╭──

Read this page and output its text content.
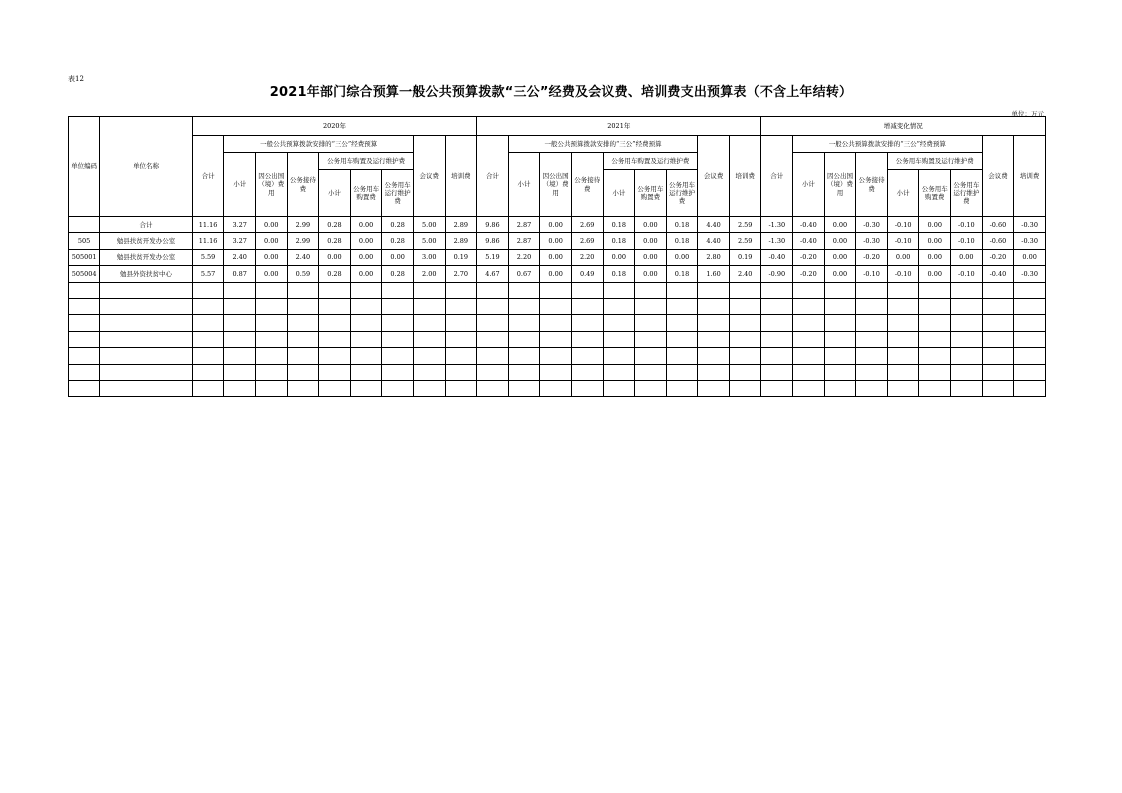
表12
2021年部门综合预算一般公共预算拨款“三公”经费及会议费、培训费支出预算表（不含上年结转）
单位：万元
单位编码	单位名称	2020年									2021年									增减变化情况								
		合计	一般公共预算拨款安排的“三公”经费预算						会议费	培训费	合计	一般公共预算拨款安排的“三公”经费预算						会议费	培训费	合计	一般公共预算拨款安排的“三公”经费预算						会议费	培训费
			小计	因公出国（境）费用	公务接待费	公务用车购置及运行维护费						小计	因公出国（境）费用	公务接待费	公务用车购置及运行维护费						小计	因公出国（境）费用	公务接待费	公务用车购置及运行维护费				
						小计	公务用车购置费	公务用车运行维护费							小计	公务用车购置费	公务用车运行维护费							小计	公务用车购置费	公务用车运行维护费		
	合计	11.16	3.27	0.00	2.99	0.28	0.00	0.28	5.00	2.89	9.86	2.87	0.00	2.69	0.18	0.00	0.18	4.40	2.59	-1.30	-0.40	0.00	-0.30	-0.10	0.00	-0.10	-0.60	-0.30
505	勉县扶贫开发办公室	11.16	3.27	0.00	2.99	0.28	0.00	0.28	5.00	2.89	9.86	2.87	0.00	2.69	0.18	0.00	0.18	4.40	2.59	-1.30	-0.40	0.00	-0.30	-0.10	0.00	-0.10	-0.60	-0.30
505001	勉县扶贫开发办公室	5.59	2.40	0.00	2.40	0.00	0.00	0.00	3.00	0.19	5.19	2.20	0.00	2.20	0.00	0.00	0.00	2.80	0.19	-0.40	-0.20	0.00	-0.20	0.00	0.00	0.00	-0.20	0.00
505004	勉县外资扶贫中心	5.57	0.87	0.00	0.59	0.28	0.00	0.28	2.00	2.70	4.67	0.67	0.00	0.49	0.18	0.00	0.18	1.60	2.40	-0.90	-0.20	0.00	-0.10	-0.10	0.00	-0.10	-0.40	-0.30
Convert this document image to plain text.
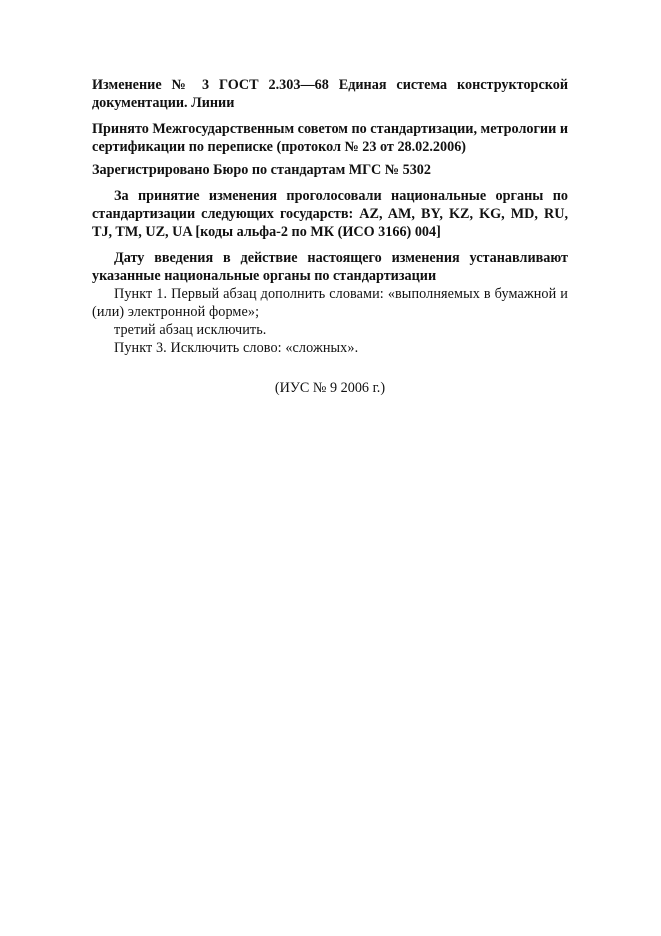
Изменение № 3 ГОСТ 2.303—68 Единая система конструкторской документации. Линии

Принято Межгосударственным советом по стандартизации, метрологии и сертификации по переписке (протокол № 23 от 28.02.2006)

Зарегистрировано Бюро по стандартам МГС № 5302

За принятие изменения проголосовали национальные органы по стандартизации следующих государств: AZ, AM, BY, KZ, KG, MD, RU, TJ, TM, UZ, UA [коды альфа-2 по МК (ИСО 3166) 004]

Дату введения в действие настоящего изменения устанавливают указанные национальные органы по стандартизации

Пункт 1. Первый абзац дополнить словами: «выполняемых в бумажной и (или) электронной форме»;

третий абзац исключить.

Пункт 3. Исключить слово: «сложных».

(ИУС № 9 2006 г.)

╰──

**WHAT NEEDS TO BE DONE**. Look over the listing above. Pick out and copy every line that includes "органы".

**SOLVED EXERCISE**.
За принятие изменения проголосовали национальные органы по стандартизации следующих государств: AZ, AM, BY, KZ, KG, MD, RU, TJ, TM, UZ, UA [коды альфа-2 по МК (ИСО 3166) 004]
Дату введения в действие настоящего изменения устанавливают указанные национальные органы по стандартизации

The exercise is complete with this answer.